● **WRITTEN REQUEST**: Reproduce every item below line for line without changing anything, but leave out the pictures.

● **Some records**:
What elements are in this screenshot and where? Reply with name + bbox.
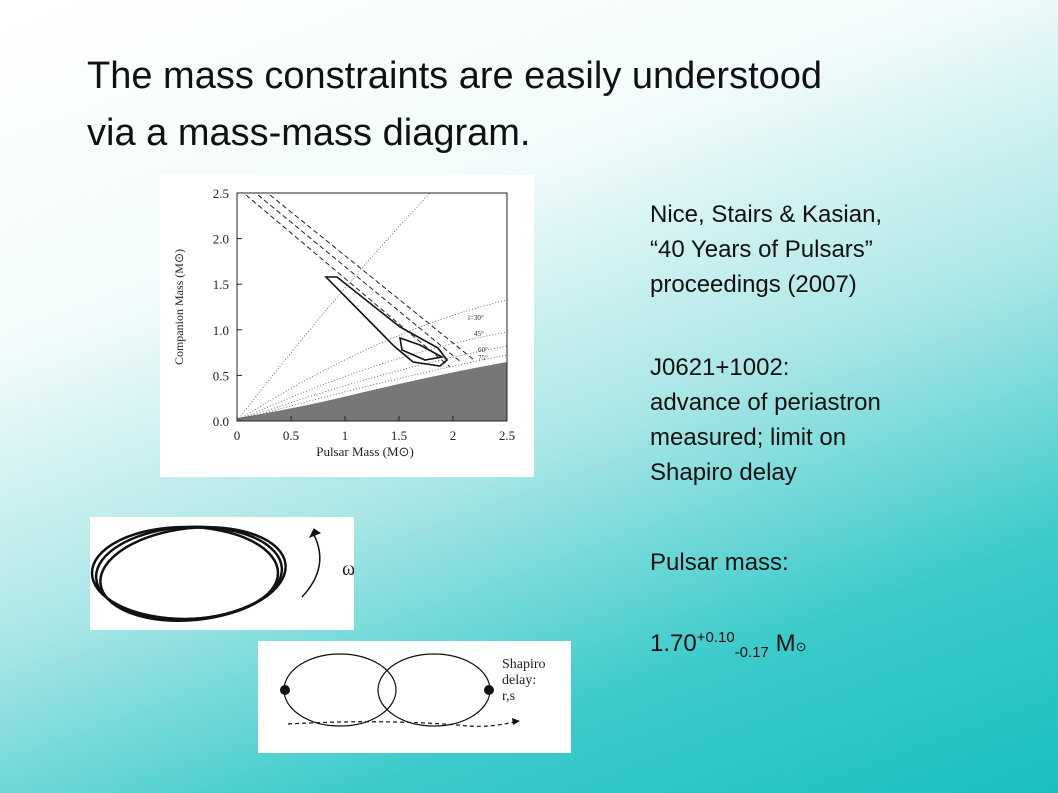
x-tick-label: 0 (234, 428, 241, 443)
text-line: Nice, Stairs & Kasian, (650, 201, 883, 228)
text-line: measured; limit on (650, 424, 847, 451)
x-tick-label: 2 (450, 428, 457, 443)
inclination-label: 60° (478, 346, 488, 354)
text-line: proceedings (2007) (650, 271, 857, 298)
result-label: Pulsar mass: (650, 549, 789, 576)
orbit-diagram: ω̇ (90, 517, 354, 630)
shapiro-diagram: Shapiro delay: r,s (258, 641, 571, 753)
inclination-label: i=30° (468, 314, 484, 322)
confidence-contour (398, 336, 445, 361)
shapiro-label: Shapiro (502, 657, 546, 672)
x-tick-label: 1.5 (391, 428, 407, 443)
excluded-region (237, 362, 507, 421)
y-tick-label: 1.5 (213, 277, 229, 292)
slide-title: The mass constraints are easily understo… (87, 48, 822, 162)
text-line: Shapiro delay (650, 459, 797, 486)
y-tick-label: 0.0 (213, 414, 229, 429)
text-line: J0621+1002: (650, 354, 790, 381)
measurement: J0621+1002: advance of periastron measur… (650, 350, 881, 490)
plot-frame (236, 192, 508, 422)
x-tick-label: 2.5 (499, 428, 515, 443)
y-tick-label: 2.0 (213, 232, 229, 247)
y-tick-label: 1.0 (213, 323, 229, 338)
inclination-label: 45° (474, 330, 484, 338)
result-value: 1.70 (650, 630, 697, 657)
y-tick-label: 0.5 (213, 368, 229, 383)
y-tick-label: 2.5 (213, 186, 229, 201)
shapiro-label: r,s (502, 689, 515, 704)
mass-mass-figure: Companion Mass (M⊙) Pulsar Mass (M⊙) 0 0.… (160, 175, 534, 477)
shapiro-label: delay: (502, 673, 536, 688)
text-line: “40 Years of Pulsars” (650, 236, 873, 263)
title-line: via a mass-mass diagram. (87, 112, 531, 154)
result-plus: +0.10 (696, 629, 735, 646)
confidence-contour (324, 276, 449, 367)
reference: Nice, Stairs & Kasian, “40 Years of Puls… (650, 197, 882, 302)
inclination-label: 75° (478, 354, 488, 362)
x-tick-label: 1 (342, 428, 349, 443)
y-axis-label: Companion Mass (M⊙) (172, 249, 186, 365)
periastron-band (245, 194, 475, 368)
x-tick-label: 0.5 (283, 428, 299, 443)
result-minus: -0.17 (734, 643, 769, 661)
result: 1.70+0.10-0.17 M⊙ (650, 620, 806, 670)
inclination-curves (236, 192, 508, 422)
result-unit: M (775, 630, 796, 657)
x-axis-label: Pulsar Mass (M⊙) (316, 444, 414, 459)
result-symbol: ⊙ (795, 639, 807, 654)
text-line: advance of periastron (650, 389, 881, 416)
orbit-label: ω̇ (342, 558, 354, 580)
title-line: The mass constraints are easily understo… (87, 55, 823, 97)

● **SOLUTION TO THE EXERCISE**:
What elements are in this screenshot and where? Reply with name + bbox.
x-tick-label: 0 (234, 428, 241, 443)
text-line: Nice, Stairs & Kasian, (650, 201, 883, 228)
text-line: measured; limit on (650, 424, 847, 451)
x-tick-label: 2 (450, 428, 457, 443)
inclination-label: 60° (478, 346, 488, 354)
text-line: proceedings (2007) (650, 271, 857, 298)
result-label: Pulsar mass: (650, 549, 789, 576)
orbit-diagram: ω̇ (90, 517, 354, 630)
shapiro-diagram: Shapiro delay: r,s (258, 641, 571, 753)
inclination-label: i=30° (468, 314, 484, 322)
confidence-contour (398, 336, 445, 361)
shapiro-label: Shapiro (502, 657, 546, 672)
x-tick-label: 1.5 (391, 428, 407, 443)
excluded-region (237, 362, 507, 421)
y-tick-label: 1.5 (213, 277, 229, 292)
slide-title: The mass constraints are easily understo… (87, 48, 822, 162)
text-line: Shapiro delay (650, 459, 797, 486)
y-tick-label: 0.0 (213, 414, 229, 429)
text-line: J0621+1002: (650, 354, 790, 381)
measurement: J0621+1002: advance of periastron measur… (650, 350, 881, 490)
plot-frame (236, 192, 508, 422)
x-tick-label: 2.5 (499, 428, 515, 443)
y-tick-label: 2.0 (213, 232, 229, 247)
y-tick-label: 1.0 (213, 323, 229, 338)
inclination-label: 45° (474, 330, 484, 338)
result-value: 1.70 (650, 630, 697, 657)
y-tick-label: 0.5 (213, 368, 229, 383)
y-tick-label: 2.5 (213, 186, 229, 201)
shapiro-label: r,s (502, 689, 515, 704)
mass-mass-figure: Companion Mass (M⊙) Pulsar Mass (M⊙) 0 0.… (160, 175, 534, 477)
shapiro-label: delay: (502, 673, 536, 688)
text-line: “40 Years of Pulsars” (650, 236, 873, 263)
title-line: via a mass-mass diagram. (87, 112, 531, 154)
result-plus: +0.10 (696, 629, 735, 646)
confidence-contour (324, 276, 449, 367)
reference: Nice, Stairs & Kasian, “40 Years of Puls… (650, 197, 882, 302)
inclination-label: 75° (478, 354, 488, 362)
x-tick-label: 1 (342, 428, 349, 443)
y-axis-label: Companion Mass (M⊙) (172, 249, 186, 365)
periastron-band (245, 194, 475, 368)
x-tick-label: 0.5 (283, 428, 299, 443)
result-minus: -0.17 (734, 643, 769, 661)
result: 1.70+0.10-0.17 M⊙ (650, 620, 806, 670)
inclination-curves (236, 192, 508, 422)
result-unit: M (775, 630, 796, 657)
x-axis-label: Pulsar Mass (M⊙) (316, 444, 414, 459)
result-symbol: ⊙ (795, 639, 807, 654)
text-line: advance of periastron (650, 389, 881, 416)
orbit-label: ω̇ (342, 558, 354, 580)
title-line: The mass constraints are easily understo… (87, 55, 823, 97)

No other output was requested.